(Objectif 1): Relevez tous les alinéas de l'article 400 des Règles que cite l'extrait sur les dépens.

(Extrait choisi):
III. La question en litige

[9] La seule question que la Cour doit trancher est l’octroi des dépens dans chacune des six demandes.

IV. Analyse

[10] Le ministre presse la Cour d’adjuger les dépens sous la forme d’une somme globale de 50 000 $ pour chaque demande, pour un total de 300 000 $. Ayant déposé un mémoire de frais fondé sur la colonne V du tarif B, selon lequel le total des honoraires et des débours est de 152 078,66 $, le ministre reconnaît que cette demande dépasse la quantification des dépens selon le tarif. Il a également déposé une preuve par affidavit attestant que des frais entre avocat et client de 819 780 $ ont été engagés relativement au litige des six demandes d’ordonnance de production. Les dépens réclamés par le ministre représentent environ 36,6 p. cent de ce chiffre avocat-client. S’appuyant sur l’arrêt Nova Chemicals Corp c Dow Chemical Co, 2017 CAF 25 [Nova Chemicals] au para 17, le ministre soutient que, lorsque des dépens majorés ont été adjugés sous forme de somme globale, celle-ci correspond généralement à un pourcentage allant de 25 à 50 p. cent des frais effectivement engagés.

[11] Le ministre fait valoir qu’il convient d’adjuger des dépens majorés en l’espèce, compte tenu des facteurs énoncés à l’article 400 des Règles des Cours fédérales, DORS/98-106 [les Règles], et, en particulier, du résultat de l’instance (alinéa 400(3)a)), de la charge de travail (alinéa 400(3)g)), de la conduite d’une partie qui a eu pour effet d’abréger ou de prolonger inutilement la durée de l’instance (alinéa 400(3)i)) et de la question de savoir si une mesure prise au cours de l’instance, selon le cas, était inappropriée, vexatoire ou inutile, ou a été entreprise de manière négligente, par erreur ou avec trop de circonspection (alinéa 400(3)k)). Le ministre insiste sur le fait qu’il a obtenu en grande partie gain de cause dans les demandes d’ordonnance de production et quant à l’objectif d’empêcher ce que le ministre décrit comme une conduite récalcitrante et abusive de la part des défendeurs dans leur défense dans le cadre des demandes, ce qui a contribué au fait que le règlement de ces instances a pris plus de cinq ans après leur introduction.

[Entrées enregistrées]

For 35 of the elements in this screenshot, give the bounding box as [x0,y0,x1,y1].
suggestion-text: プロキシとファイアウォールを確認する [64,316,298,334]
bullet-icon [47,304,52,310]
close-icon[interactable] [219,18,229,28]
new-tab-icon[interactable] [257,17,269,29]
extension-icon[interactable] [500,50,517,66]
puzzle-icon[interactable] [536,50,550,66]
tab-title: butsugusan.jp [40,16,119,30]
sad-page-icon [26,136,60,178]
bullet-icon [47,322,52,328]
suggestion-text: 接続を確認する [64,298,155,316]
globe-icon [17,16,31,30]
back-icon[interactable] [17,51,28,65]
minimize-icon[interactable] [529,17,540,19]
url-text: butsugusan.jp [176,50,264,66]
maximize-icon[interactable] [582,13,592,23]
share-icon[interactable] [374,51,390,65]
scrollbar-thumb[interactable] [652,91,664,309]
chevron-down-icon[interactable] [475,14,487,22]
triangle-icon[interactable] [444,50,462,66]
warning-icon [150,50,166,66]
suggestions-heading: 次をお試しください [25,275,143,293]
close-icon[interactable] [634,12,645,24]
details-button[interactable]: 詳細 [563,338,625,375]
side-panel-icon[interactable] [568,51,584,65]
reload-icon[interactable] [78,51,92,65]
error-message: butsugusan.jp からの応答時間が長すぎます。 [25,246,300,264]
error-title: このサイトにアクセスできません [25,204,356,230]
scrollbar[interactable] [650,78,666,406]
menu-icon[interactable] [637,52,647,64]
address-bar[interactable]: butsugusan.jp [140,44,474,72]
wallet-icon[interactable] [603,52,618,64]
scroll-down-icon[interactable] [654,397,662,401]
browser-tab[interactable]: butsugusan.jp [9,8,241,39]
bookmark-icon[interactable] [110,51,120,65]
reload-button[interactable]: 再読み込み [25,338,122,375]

(Objectif 2): Mettez sous forme de tableau Markdown les lignes des enregistrements, du début jusqu'à la ligne contenant « maximize-icon[interactable] [582,13,592,23] » incluse, avec deux colonnes : « N° » et « Ligne ».

(Bonne réponse 1):
- alinéa 400(3)a)
- alinéa 400(3)g)
- alinéa 400(3)i)
- alinéa 400(3)k)

(Bonne réponse 2):
| N° | Ligne |
|---|---|
| 1 | For 35 of the elements in this screenshot, give the bounding box as [x0,y0,x1,y1]. |
| 2 | suggestion-text: プロキシとファイアウォールを確認する [64,316,298,334] |
| 3 | bullet-icon [47,304,52,310] |
| 4 | close-icon[interactable] [219,18,229,28] |
| 5 | new-tab-icon[interactable] [257,17,269,29] |
| 6 | extension-icon[interactable] [500,50,517,66] |
| 7 | puzzle-icon[interactable] [536,50,550,66] |
| 8 | tab-title: butsugusan.jp [40,16,119,30] |
| 9 | sad-page-icon [26,136,60,178] |
| 10 | bullet-icon [47,322,52,328] |
| 11 | suggestion-text: 接続を確認する [64,298,155,316] |
| 12 | globe-icon [17,16,31,30] |
| 13 | back-icon[interactable] [17,51,28,65] |
| 14 | minimize-icon[interactable] [529,17,540,19] |
| 15 | url-text: butsugusan.jp [176,50,264,66] |
| 16 | maximize-icon[interactable] [582,13,592,23] |